Your instructions – Set down every entry word for word. Omit the pictures.

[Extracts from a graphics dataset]
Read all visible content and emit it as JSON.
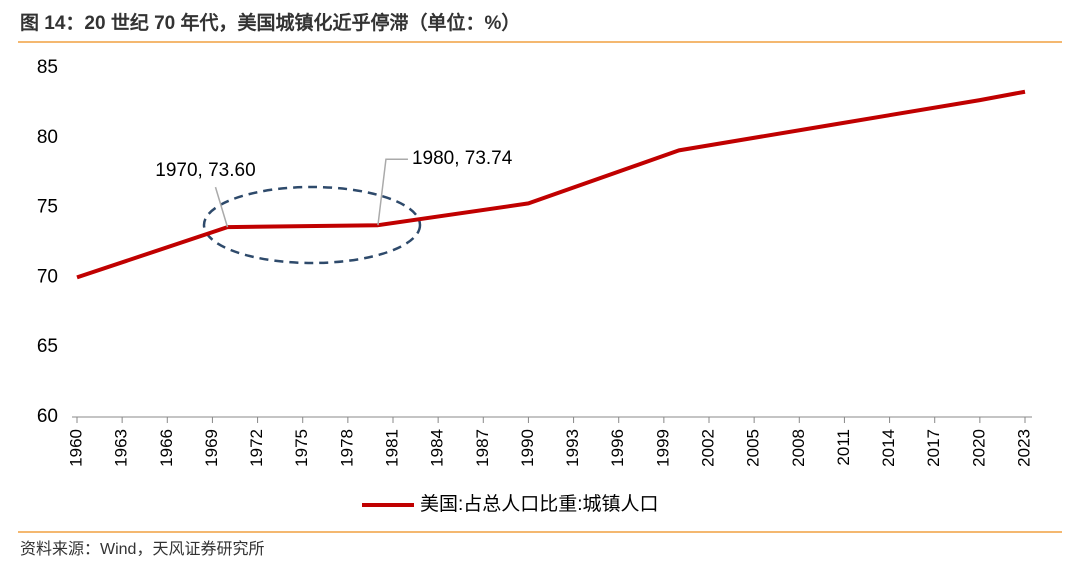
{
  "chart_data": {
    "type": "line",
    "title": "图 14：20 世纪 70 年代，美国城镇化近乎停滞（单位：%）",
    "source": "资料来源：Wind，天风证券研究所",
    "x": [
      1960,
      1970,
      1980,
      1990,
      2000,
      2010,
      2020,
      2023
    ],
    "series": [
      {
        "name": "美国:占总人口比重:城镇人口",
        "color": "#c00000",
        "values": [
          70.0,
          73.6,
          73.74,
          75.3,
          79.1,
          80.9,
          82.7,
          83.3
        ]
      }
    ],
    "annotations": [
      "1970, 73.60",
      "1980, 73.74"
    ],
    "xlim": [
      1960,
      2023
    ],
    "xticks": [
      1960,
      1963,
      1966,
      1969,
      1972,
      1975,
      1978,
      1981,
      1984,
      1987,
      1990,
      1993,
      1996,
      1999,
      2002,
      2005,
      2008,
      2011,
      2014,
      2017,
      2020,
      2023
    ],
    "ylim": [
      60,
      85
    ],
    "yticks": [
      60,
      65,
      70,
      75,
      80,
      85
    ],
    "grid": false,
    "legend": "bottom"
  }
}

The result –
Read all visible content and emit it as JSON.
{
  "chart_data": {
    "type": "line",
    "title": "图 14：20 世纪 70 年代，美国城镇化近乎停滞（单位：%）",
    "source": "资料来源：Wind，天风证券研究所",
    "x": [
      1960,
      1970,
      1980,
      1990,
      2000,
      2010,
      2020,
      2023
    ],
    "series": [
      {
        "name": "美国:占总人口比重:城镇人口",
        "color": "#c00000",
        "values": [
          70.0,
          73.6,
          73.74,
          75.3,
          79.1,
          80.9,
          82.7,
          83.3
        ]
      }
    ],
    "annotations": [
      "1970, 73.60",
      "1980, 73.74"
    ],
    "xlim": [
      1960,
      2023
    ],
    "xticks": [
      1960,
      1963,
      1966,
      1969,
      1972,
      1975,
      1978,
      1981,
      1984,
      1987,
      1990,
      1993,
      1996,
      1999,
      2002,
      2005,
      2008,
      2011,
      2014,
      2017,
      2020,
      2023
    ],
    "ylim": [
      60,
      85
    ],
    "yticks": [
      60,
      65,
      70,
      75,
      80,
      85
    ],
    "grid": false,
    "legend": "bottom"
  }
}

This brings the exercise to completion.